§ Aim: Gather every line holding the string "right".

┏━━

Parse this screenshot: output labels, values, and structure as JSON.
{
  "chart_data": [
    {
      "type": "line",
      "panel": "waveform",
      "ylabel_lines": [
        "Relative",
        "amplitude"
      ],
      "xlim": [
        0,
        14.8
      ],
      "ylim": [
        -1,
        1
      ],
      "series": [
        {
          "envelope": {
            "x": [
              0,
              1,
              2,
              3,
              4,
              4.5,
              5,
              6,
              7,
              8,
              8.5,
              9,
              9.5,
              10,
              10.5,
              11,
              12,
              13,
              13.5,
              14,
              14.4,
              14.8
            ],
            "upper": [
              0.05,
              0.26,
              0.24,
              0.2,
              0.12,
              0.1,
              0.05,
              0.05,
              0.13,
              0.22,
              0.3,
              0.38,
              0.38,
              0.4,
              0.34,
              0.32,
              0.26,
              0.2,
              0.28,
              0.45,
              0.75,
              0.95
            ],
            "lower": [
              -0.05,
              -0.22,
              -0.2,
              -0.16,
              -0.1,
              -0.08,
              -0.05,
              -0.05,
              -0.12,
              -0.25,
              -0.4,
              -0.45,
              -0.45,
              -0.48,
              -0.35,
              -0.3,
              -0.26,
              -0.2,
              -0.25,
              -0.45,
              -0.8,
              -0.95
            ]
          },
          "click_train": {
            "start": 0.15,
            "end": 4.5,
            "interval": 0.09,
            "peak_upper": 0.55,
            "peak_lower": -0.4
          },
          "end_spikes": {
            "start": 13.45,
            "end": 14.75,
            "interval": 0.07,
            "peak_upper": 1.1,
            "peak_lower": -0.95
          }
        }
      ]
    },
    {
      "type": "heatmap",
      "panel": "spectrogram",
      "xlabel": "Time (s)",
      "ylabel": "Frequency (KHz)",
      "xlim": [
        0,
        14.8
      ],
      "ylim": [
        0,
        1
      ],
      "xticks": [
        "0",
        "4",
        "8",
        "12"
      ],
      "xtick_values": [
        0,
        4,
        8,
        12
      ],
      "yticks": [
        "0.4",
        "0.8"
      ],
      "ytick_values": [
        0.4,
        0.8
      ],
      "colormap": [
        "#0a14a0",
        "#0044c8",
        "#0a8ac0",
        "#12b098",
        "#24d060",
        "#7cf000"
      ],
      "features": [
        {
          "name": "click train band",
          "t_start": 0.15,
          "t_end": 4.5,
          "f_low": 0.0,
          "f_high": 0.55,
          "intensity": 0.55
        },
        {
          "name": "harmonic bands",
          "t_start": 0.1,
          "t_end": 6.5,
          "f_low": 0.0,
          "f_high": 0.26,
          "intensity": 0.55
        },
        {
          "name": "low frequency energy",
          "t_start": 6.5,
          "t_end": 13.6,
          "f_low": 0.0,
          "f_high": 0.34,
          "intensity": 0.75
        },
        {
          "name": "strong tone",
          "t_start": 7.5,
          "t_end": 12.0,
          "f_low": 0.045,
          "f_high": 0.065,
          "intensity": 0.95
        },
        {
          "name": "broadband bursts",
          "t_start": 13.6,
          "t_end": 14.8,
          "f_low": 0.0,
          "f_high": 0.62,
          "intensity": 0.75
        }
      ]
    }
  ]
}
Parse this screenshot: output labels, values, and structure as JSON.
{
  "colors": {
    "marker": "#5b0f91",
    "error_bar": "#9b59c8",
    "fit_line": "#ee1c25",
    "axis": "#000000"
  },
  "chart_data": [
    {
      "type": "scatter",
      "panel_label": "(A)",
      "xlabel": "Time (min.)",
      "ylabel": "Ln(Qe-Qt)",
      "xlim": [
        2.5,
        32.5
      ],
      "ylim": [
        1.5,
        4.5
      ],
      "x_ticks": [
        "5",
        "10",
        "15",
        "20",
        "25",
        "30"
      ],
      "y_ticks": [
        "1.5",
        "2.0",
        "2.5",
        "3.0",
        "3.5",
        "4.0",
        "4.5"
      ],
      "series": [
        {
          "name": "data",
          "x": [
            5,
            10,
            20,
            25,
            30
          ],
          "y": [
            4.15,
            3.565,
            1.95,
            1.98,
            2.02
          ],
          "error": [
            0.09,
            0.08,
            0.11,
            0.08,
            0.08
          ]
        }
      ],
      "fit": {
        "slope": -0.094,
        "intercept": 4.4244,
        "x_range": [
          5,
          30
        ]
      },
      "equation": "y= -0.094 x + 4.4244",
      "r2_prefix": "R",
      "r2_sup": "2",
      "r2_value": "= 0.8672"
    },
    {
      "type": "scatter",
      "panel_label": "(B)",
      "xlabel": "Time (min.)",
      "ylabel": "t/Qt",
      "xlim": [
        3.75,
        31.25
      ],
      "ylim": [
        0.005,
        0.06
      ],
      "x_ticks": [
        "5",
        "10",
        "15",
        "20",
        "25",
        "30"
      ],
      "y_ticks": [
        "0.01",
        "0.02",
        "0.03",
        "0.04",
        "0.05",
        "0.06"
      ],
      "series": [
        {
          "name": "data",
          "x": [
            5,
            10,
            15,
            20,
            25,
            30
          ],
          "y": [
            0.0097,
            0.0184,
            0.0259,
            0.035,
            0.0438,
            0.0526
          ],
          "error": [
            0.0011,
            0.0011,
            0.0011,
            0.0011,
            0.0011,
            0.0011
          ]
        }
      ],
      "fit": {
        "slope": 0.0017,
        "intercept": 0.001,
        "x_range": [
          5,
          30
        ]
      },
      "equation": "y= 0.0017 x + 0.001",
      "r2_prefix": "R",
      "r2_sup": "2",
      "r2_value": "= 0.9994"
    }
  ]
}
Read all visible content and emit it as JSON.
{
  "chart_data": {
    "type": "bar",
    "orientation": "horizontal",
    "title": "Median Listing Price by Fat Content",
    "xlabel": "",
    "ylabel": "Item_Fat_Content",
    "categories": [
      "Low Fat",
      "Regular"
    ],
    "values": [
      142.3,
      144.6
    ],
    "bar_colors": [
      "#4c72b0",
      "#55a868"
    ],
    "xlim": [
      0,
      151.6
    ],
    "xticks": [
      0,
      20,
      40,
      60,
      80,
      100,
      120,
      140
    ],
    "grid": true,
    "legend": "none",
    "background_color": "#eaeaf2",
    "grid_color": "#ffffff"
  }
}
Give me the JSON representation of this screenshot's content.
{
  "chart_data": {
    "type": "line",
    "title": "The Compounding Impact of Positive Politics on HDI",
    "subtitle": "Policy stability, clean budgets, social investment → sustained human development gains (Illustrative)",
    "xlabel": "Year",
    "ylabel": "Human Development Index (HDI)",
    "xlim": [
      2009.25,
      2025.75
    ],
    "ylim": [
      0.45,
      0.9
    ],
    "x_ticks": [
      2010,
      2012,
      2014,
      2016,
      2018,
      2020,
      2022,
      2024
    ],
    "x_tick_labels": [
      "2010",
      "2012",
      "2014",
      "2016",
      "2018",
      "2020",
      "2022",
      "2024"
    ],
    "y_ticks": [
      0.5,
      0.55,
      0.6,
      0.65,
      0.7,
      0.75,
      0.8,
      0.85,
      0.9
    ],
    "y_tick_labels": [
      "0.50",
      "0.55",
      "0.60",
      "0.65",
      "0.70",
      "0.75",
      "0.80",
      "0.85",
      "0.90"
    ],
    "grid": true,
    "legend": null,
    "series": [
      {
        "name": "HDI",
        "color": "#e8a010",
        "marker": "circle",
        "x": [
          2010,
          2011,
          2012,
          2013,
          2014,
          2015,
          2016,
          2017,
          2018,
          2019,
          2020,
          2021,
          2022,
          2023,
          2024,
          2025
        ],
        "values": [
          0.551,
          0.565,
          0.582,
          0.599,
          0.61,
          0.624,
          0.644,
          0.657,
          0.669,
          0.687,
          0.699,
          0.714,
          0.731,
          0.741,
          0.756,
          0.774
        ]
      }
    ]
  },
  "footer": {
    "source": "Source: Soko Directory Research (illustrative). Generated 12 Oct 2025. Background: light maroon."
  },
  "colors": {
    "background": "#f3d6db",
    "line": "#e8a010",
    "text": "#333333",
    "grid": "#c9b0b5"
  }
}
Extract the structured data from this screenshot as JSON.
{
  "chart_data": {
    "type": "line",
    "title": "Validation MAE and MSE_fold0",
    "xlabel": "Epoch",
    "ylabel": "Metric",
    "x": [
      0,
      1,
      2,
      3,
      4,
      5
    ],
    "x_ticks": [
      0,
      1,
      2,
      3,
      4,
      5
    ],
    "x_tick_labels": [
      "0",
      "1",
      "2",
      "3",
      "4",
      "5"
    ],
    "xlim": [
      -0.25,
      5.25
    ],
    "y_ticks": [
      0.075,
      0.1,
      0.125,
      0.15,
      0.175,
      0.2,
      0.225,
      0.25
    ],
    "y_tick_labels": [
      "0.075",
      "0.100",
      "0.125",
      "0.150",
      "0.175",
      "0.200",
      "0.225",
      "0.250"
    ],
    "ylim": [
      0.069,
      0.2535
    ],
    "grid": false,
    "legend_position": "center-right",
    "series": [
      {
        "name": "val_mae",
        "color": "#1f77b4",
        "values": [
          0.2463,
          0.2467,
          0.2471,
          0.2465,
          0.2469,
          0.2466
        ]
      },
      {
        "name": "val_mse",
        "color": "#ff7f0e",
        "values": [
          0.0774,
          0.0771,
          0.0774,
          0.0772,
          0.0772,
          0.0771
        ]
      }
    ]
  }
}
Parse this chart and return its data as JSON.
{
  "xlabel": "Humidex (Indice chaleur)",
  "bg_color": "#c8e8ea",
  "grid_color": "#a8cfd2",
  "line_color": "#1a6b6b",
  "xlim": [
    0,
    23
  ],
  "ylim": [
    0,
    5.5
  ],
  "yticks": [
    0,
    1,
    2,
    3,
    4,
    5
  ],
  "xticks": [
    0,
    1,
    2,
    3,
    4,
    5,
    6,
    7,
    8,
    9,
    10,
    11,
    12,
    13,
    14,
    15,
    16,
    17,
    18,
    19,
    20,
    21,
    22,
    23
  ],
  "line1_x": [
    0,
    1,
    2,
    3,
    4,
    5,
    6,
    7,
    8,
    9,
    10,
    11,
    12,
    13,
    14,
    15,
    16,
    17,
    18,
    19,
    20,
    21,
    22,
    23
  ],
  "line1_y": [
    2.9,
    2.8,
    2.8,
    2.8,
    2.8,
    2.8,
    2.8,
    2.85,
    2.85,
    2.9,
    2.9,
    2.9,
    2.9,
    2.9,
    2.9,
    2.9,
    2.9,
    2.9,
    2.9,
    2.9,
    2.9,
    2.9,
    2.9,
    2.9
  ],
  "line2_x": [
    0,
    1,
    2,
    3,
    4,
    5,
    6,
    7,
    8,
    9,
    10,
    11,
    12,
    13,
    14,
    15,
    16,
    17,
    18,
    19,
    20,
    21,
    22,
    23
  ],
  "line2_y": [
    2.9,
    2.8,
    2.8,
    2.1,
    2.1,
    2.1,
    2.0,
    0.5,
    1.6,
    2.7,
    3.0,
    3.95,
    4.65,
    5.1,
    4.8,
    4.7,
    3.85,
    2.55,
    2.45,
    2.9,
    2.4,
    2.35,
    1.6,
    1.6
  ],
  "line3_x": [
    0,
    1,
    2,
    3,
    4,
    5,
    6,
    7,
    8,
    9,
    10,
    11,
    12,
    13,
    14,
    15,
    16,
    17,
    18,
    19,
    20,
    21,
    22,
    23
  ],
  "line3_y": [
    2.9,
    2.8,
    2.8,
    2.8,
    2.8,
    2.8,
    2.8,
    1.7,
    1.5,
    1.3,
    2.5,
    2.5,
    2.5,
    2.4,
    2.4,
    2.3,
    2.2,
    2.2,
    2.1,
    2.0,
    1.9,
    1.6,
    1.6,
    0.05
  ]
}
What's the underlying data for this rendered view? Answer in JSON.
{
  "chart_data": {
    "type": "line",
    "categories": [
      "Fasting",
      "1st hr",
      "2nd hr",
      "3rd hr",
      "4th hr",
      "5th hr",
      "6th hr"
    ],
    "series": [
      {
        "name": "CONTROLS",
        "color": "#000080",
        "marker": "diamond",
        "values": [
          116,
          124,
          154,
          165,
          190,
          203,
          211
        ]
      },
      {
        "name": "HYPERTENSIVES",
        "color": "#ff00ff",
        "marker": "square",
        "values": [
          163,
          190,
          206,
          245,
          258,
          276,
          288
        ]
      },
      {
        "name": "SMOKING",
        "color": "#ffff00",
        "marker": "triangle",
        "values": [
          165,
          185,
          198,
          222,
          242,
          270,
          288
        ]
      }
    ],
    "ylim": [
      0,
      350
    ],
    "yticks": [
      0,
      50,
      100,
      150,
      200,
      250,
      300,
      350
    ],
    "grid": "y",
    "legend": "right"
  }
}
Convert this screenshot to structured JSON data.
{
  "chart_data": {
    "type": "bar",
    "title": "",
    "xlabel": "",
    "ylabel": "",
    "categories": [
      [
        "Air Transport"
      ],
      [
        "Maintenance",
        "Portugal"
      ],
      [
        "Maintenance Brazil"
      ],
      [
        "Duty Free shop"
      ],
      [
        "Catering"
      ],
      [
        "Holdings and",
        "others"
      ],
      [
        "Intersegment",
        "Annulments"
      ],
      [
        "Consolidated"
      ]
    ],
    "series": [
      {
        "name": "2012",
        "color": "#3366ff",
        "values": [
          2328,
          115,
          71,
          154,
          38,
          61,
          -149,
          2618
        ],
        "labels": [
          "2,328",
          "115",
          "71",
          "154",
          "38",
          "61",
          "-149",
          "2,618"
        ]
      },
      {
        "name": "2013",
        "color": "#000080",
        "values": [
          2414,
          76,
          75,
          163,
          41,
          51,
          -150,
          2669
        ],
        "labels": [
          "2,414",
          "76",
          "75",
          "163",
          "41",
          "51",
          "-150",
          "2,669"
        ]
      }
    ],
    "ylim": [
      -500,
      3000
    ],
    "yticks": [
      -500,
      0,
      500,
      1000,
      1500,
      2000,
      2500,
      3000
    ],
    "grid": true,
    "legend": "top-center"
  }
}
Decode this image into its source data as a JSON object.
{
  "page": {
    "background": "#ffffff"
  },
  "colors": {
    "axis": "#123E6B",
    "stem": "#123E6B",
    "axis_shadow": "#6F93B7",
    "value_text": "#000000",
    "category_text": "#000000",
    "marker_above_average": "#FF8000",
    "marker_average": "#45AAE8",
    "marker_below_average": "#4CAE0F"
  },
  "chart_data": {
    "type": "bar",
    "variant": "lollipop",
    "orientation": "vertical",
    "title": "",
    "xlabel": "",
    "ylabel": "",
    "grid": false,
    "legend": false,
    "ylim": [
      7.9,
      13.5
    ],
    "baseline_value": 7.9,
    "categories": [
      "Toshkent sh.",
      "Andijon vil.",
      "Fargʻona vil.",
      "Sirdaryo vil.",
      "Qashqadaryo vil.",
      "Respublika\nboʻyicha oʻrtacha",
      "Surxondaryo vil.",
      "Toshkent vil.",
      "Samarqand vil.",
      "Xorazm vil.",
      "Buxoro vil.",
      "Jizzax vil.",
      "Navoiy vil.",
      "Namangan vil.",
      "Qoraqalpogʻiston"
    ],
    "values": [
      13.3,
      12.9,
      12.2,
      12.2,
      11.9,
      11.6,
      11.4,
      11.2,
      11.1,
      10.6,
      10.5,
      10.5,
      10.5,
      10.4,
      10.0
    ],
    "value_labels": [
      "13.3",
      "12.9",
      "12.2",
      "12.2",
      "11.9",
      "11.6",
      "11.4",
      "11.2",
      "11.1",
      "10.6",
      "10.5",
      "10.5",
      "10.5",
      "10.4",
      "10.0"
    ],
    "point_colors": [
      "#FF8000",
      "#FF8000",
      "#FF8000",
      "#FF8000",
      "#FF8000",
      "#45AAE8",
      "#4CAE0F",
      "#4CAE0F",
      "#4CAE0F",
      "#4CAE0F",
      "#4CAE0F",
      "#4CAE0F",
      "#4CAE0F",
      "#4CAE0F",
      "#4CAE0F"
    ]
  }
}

┗━━

§ Written response:
    "legend_position": "center-right",
    "legend": "right"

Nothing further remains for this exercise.